INPUT
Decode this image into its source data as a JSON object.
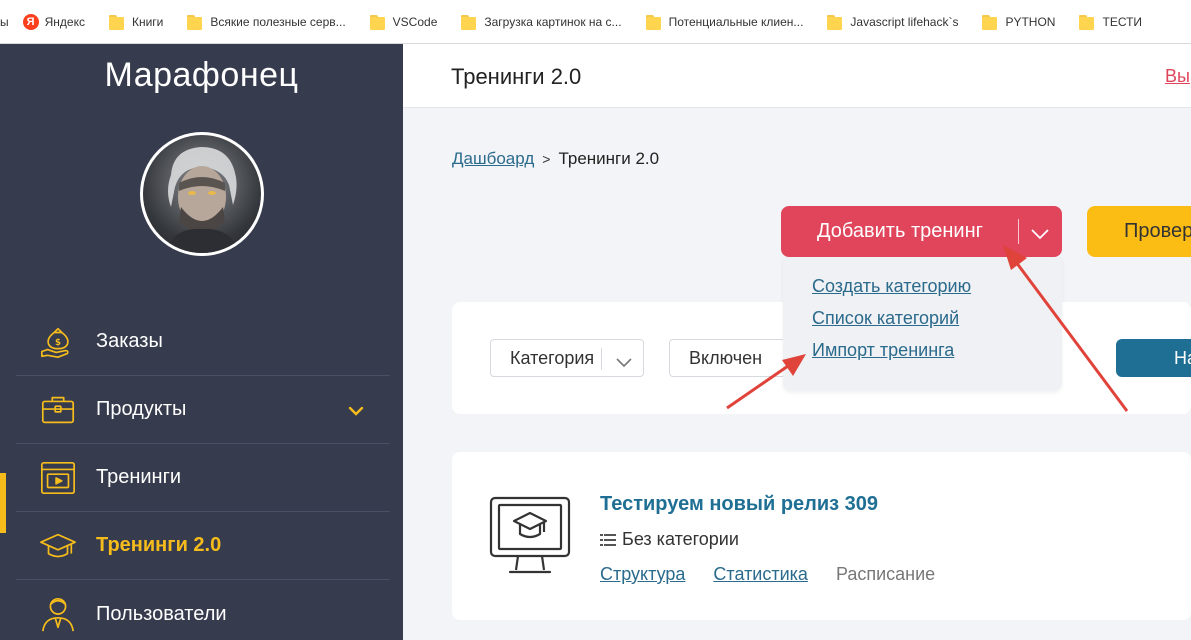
{
  "bookmarks": {
    "lead": "ы",
    "items": [
      {
        "label": "Яндекс",
        "icon": "yandex-icon"
      },
      {
        "label": "Книги",
        "icon": "folder-icon"
      },
      {
        "label": "Всякие полезные серв...",
        "icon": "folder-icon"
      },
      {
        "label": "VSCode",
        "icon": "folder-icon"
      },
      {
        "label": "Загрузка картинок на с...",
        "icon": "folder-icon"
      },
      {
        "label": "Потенциальные клиен...",
        "icon": "folder-icon"
      },
      {
        "label": "Javascript lifehack`s",
        "icon": "folder-icon"
      },
      {
        "label": "PYTHON",
        "icon": "folder-icon"
      },
      {
        "label": "ТЕСТИ",
        "icon": "folder-icon"
      }
    ]
  },
  "sidebar": {
    "brand": "Марафонец",
    "items": [
      {
        "label": "Заказы",
        "icon": "money-bag-hand-icon"
      },
      {
        "label": "Продукты",
        "icon": "briefcase-icon"
      },
      {
        "label": "Тренинги",
        "icon": "video-screen-icon"
      },
      {
        "label": "Тренинги 2.0",
        "icon": "graduation-cap-icon"
      },
      {
        "label": "Пользователи",
        "icon": "user-icon"
      }
    ],
    "active": "Тренинги 2.0"
  },
  "header": {
    "title": "Тренинги 2.0",
    "logout": "Вы"
  },
  "breadcrumb": {
    "home": "Дашбоард",
    "current": "Тренинги 2.0"
  },
  "actions": {
    "add_training": "Добавить тренинг",
    "check": "Провер",
    "dropdown": [
      "Создать категорию",
      "Список категорий",
      "Импорт тренинга"
    ]
  },
  "filters": {
    "category": "Категория",
    "enabled": "Включен",
    "apply": "На"
  },
  "training": {
    "title": "Тестируем новый релиз 309",
    "category": "Без категории",
    "links": [
      "Структура",
      "Статистика"
    ],
    "schedule": "Расписание"
  },
  "colors": {
    "sidebar_bg": "#363b4d",
    "active": "#f5bc1c",
    "primary_red": "#e0455b",
    "primary_yellow": "#fbbd14",
    "link": "#2a6a8c",
    "annotation_arrow": "#e0433a"
  }
}
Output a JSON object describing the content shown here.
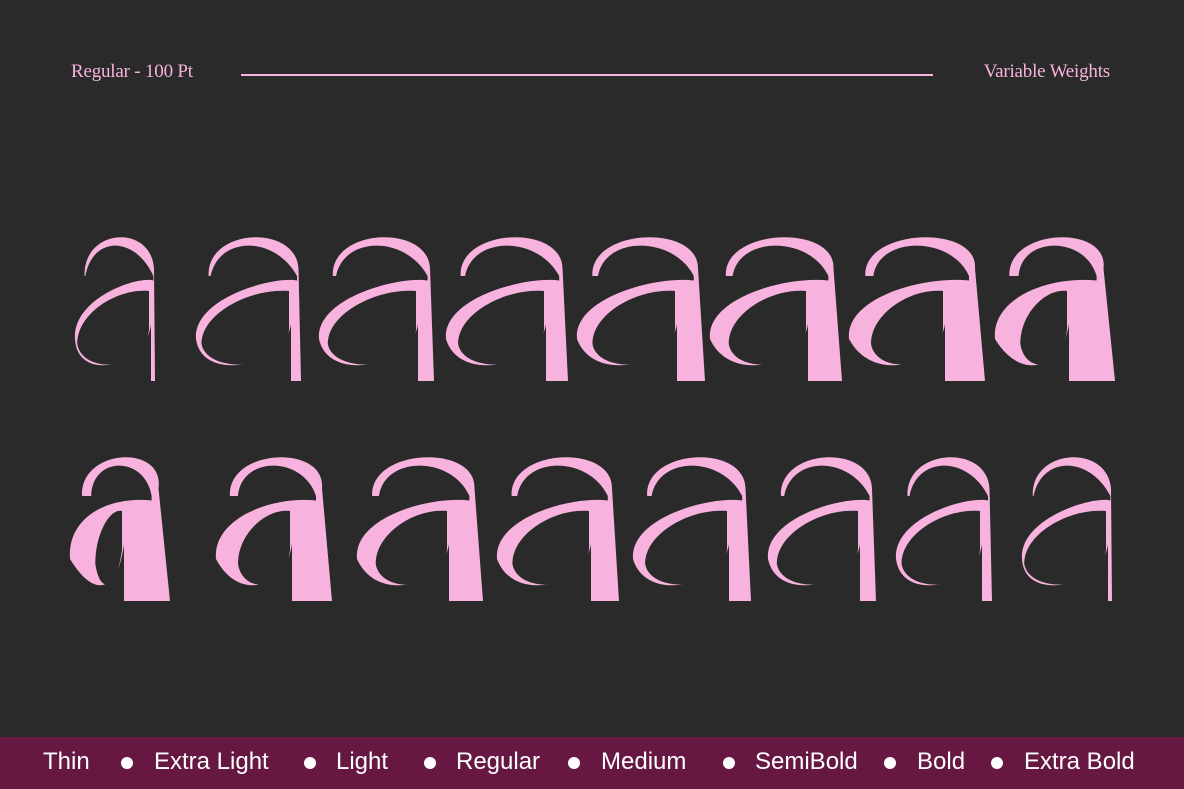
{
  "header": {
    "left_text": "Regular - 100 Pt",
    "right_text": "Variable Weights"
  },
  "specimen": {
    "glyph": "a",
    "color": "#f7b3de",
    "background": "#2b2a2b",
    "rows": [
      [
        "Thin",
        "Extra Light",
        "Light",
        "Regular",
        "Medium",
        "SemiBold",
        "Bold",
        "Extra Bold"
      ],
      [
        "Extra Bold",
        "Bold",
        "SemiBold",
        "Medium",
        "Regular",
        "Light",
        "Extra Light",
        "Thin"
      ]
    ]
  },
  "footer": {
    "bar_color": "#661842",
    "weights": [
      "Thin",
      "Extra Light",
      "Light",
      "Regular",
      "Medium",
      "SemiBold",
      "Bold",
      "Extra Bold"
    ]
  }
}
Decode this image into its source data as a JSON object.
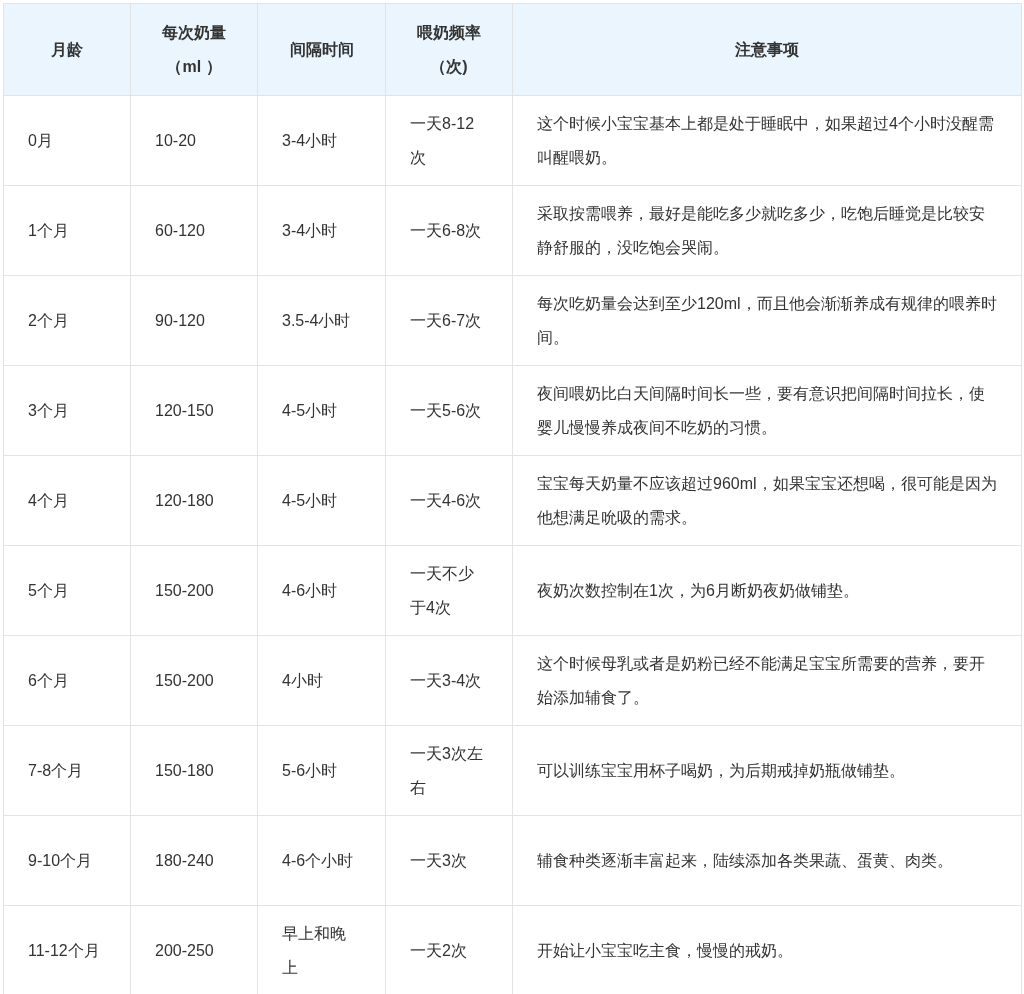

TASK INSTRUCTIONS
Where a line of the entries contains the word "title", copy that line.

WRITTEN SOLUTION
    "title": "Тренинги 2.0",
    "title": "Тестируем новый релиз 309",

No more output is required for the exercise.